### EXERCISE BRIEF
Pull out every line containing the string "подпрограммы".

### DATA SECTION
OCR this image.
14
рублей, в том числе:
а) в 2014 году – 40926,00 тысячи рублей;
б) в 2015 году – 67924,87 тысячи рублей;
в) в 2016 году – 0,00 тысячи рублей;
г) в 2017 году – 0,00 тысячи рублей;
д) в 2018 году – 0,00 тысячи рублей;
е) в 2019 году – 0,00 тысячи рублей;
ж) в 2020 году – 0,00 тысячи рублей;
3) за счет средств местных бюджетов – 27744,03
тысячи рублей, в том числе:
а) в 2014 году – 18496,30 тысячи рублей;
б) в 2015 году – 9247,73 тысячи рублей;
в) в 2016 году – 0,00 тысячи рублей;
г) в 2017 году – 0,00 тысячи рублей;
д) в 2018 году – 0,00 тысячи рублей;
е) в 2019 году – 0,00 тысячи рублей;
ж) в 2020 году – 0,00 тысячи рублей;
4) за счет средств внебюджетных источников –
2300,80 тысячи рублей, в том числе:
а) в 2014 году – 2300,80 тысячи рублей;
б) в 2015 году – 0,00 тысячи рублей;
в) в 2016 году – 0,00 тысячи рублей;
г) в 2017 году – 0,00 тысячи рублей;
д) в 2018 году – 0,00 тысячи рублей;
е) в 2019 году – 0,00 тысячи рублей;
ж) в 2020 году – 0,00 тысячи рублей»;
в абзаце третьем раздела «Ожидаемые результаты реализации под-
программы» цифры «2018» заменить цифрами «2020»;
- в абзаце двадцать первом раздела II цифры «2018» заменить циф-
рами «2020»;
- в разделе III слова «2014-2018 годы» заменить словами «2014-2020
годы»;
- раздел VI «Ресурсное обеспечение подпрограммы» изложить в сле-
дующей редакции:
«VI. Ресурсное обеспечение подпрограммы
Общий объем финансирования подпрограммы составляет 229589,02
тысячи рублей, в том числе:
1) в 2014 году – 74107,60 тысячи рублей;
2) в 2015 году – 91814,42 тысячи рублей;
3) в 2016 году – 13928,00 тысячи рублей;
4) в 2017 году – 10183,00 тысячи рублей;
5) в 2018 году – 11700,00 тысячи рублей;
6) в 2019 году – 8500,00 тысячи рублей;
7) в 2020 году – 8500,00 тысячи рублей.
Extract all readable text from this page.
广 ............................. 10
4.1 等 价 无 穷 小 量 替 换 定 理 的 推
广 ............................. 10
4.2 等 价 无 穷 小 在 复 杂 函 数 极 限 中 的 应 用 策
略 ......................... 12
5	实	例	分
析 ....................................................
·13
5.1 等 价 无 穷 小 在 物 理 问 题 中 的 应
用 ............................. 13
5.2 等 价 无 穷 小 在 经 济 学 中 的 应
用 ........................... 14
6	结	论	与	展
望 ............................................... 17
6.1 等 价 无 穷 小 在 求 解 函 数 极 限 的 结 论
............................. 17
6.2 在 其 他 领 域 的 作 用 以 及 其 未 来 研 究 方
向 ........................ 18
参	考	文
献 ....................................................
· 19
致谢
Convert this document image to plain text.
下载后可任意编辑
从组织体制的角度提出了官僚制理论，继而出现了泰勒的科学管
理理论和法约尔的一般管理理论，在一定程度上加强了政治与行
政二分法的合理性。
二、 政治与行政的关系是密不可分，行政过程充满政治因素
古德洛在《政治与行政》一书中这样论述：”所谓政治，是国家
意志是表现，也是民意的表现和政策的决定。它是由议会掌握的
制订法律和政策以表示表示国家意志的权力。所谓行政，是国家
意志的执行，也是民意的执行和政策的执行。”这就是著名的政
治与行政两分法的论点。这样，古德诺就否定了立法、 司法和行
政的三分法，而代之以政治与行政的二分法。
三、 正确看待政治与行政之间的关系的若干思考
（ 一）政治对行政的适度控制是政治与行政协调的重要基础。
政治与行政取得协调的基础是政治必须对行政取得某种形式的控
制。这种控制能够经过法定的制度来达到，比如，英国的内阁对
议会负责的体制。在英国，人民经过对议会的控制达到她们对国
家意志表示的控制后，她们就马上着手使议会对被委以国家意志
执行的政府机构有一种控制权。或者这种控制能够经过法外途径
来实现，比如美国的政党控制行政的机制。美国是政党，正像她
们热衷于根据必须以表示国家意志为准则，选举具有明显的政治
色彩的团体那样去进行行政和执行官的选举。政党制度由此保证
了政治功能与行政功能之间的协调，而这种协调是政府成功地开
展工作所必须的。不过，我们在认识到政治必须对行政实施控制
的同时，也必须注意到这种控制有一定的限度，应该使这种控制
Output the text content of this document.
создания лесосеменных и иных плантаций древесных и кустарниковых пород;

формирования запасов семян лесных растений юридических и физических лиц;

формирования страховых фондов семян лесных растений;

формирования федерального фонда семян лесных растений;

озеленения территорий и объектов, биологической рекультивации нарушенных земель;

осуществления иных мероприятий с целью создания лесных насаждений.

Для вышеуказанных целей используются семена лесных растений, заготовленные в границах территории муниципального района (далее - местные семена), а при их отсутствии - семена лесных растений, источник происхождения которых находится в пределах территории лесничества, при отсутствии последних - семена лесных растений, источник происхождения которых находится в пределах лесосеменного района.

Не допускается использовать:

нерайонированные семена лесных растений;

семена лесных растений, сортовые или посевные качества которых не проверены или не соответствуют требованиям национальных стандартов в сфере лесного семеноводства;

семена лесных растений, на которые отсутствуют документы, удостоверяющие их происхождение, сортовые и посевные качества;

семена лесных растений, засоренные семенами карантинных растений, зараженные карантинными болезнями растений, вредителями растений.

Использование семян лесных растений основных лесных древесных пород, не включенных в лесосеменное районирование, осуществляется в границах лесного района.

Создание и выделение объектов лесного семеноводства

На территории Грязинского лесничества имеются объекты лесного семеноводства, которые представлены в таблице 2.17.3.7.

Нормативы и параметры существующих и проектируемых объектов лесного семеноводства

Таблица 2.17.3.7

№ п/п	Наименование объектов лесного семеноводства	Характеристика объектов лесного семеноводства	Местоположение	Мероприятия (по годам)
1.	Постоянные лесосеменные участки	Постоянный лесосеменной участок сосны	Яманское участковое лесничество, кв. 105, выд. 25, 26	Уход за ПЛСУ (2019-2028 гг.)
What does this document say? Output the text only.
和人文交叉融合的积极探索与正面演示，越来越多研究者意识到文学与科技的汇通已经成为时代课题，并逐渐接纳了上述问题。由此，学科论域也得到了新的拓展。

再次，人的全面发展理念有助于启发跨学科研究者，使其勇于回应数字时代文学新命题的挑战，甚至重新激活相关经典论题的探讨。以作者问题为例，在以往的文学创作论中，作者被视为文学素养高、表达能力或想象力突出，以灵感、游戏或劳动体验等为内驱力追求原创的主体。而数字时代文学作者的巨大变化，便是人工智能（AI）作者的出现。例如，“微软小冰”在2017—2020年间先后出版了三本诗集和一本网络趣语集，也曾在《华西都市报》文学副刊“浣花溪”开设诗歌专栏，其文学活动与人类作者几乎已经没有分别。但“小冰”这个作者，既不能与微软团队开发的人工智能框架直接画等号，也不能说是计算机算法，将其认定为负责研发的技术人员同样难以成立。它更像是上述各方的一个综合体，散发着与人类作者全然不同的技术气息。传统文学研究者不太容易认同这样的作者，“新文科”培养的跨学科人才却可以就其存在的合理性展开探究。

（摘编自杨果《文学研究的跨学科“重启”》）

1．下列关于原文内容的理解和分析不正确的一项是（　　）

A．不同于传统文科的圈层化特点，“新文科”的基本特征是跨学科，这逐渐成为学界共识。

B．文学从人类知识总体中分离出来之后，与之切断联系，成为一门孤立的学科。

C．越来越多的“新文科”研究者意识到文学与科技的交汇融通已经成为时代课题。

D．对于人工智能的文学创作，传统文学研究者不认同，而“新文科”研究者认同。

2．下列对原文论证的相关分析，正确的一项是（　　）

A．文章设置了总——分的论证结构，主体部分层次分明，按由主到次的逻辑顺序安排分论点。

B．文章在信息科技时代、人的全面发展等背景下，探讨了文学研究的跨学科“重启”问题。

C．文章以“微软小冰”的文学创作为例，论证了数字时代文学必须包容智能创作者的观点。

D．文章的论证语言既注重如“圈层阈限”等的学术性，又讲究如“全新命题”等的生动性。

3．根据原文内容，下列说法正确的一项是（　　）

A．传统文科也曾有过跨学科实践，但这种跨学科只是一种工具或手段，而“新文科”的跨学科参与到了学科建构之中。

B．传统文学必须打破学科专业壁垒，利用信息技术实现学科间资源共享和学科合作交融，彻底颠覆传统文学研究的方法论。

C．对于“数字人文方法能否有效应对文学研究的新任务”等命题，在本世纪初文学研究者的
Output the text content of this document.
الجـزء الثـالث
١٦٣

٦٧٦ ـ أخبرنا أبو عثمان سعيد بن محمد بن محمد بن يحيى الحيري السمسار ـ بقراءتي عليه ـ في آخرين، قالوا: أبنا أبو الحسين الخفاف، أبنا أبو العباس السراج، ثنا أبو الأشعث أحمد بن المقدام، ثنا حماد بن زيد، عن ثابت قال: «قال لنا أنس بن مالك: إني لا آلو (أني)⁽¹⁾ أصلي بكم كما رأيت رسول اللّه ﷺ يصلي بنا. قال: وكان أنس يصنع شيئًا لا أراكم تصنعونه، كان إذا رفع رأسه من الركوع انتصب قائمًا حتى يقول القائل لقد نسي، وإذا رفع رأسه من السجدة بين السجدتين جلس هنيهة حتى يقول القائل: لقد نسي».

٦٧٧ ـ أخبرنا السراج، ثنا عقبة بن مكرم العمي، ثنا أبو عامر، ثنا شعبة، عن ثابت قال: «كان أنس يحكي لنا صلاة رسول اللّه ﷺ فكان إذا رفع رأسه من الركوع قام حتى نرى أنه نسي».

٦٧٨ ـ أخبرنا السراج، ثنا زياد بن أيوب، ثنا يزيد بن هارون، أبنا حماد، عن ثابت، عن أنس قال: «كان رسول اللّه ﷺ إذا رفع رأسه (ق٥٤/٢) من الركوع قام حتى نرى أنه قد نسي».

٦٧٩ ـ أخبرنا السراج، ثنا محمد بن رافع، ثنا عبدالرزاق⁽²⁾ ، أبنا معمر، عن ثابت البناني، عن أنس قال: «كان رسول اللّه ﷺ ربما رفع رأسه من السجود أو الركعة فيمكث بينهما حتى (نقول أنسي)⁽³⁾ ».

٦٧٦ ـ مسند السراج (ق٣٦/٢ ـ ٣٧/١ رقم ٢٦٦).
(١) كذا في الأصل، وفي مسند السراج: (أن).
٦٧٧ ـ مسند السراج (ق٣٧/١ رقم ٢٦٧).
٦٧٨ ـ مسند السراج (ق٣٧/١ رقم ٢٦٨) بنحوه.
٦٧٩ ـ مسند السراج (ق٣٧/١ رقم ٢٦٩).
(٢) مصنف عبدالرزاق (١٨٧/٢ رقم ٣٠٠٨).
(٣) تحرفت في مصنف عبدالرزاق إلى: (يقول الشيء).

### FULL SOLUTION
- раздел VI «Ресурсное обеспечение подпрограммы» изложить в сле-
«VI. Ресурсное обеспечение подпрограммы
Общий объем финансирования подпрограммы составляет 229589,02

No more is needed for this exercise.